** WRITTEN EXERCISE **
Return the whole listing exactly as it stands.

......

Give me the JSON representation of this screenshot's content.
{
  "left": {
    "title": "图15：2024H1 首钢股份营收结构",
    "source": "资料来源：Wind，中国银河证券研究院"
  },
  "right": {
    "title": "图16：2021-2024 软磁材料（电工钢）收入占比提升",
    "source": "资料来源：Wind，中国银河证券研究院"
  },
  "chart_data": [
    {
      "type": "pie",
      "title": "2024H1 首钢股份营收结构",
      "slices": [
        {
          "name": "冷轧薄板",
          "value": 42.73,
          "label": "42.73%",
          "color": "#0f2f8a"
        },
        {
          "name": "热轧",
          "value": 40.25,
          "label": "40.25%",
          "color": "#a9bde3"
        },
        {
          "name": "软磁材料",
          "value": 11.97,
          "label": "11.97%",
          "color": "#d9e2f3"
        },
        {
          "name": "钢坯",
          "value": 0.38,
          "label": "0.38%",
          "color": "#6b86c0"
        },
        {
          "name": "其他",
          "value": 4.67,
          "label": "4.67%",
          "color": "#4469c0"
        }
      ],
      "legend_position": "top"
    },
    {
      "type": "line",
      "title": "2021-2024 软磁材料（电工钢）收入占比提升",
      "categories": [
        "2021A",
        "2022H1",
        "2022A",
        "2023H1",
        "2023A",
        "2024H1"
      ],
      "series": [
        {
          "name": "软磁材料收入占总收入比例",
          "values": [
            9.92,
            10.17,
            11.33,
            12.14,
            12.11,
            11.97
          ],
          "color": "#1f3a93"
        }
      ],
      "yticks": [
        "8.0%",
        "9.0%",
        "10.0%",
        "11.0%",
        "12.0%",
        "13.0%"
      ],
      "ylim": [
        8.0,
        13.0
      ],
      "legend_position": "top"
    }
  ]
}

......

** CORRECT RESULT **
Give me the JSON representation of this screenshot's content.
{
  "left": {
    "title": "图15：2024H1 首钢股份营收结构",
    "source": "资料来源：Wind，中国银河证券研究院"
  },
  "right": {
    "title": "图16：2021-2024 软磁材料（电工钢）收入占比提升",
    "source": "资料来源：Wind，中国银河证券研究院"
  },
  "chart_data": [
    {
      "type": "pie",
      "title": "2024H1 首钢股份营收结构",
      "slices": [
        {
          "name": "冷轧薄板",
          "value": 42.73,
          "label": "42.73%",
          "color": "#0f2f8a"
        },
        {
          "name": "热轧",
          "value": 40.25,
          "label": "40.25%",
          "color": "#a9bde3"
        },
        {
          "name": "软磁材料",
          "value": 11.97,
          "label": "11.97%",
          "color": "#d9e2f3"
        },
        {
          "name": "钢坯",
          "value": 0.38,
          "label": "0.38%",
          "color": "#6b86c0"
        },
        {
          "name": "其他",
          "value": 4.67,
          "label": "4.67%",
          "color": "#4469c0"
        }
      ],
      "legend_position": "top"
    },
    {
      "type": "line",
      "title": "2021-2024 软磁材料（电工钢）收入占比提升",
      "categories": [
        "2021A",
        "2022H1",
        "2022A",
        "2023H1",
        "2023A",
        "2024H1"
      ],
      "series": [
        {
          "name": "软磁材料收入占总收入比例",
          "values": [
            9.92,
            10.17,
            11.33,
            12.14,
            12.11,
            11.97
          ],
          "color": "#1f3a93"
        }
      ],
      "yticks": [
        "8.0%",
        "9.0%",
        "10.0%",
        "11.0%",
        "12.0%",
        "13.0%"
      ],
      "ylim": [
        8.0,
        13.0
      ],
      "legend_position": "top"
    }
  ]
}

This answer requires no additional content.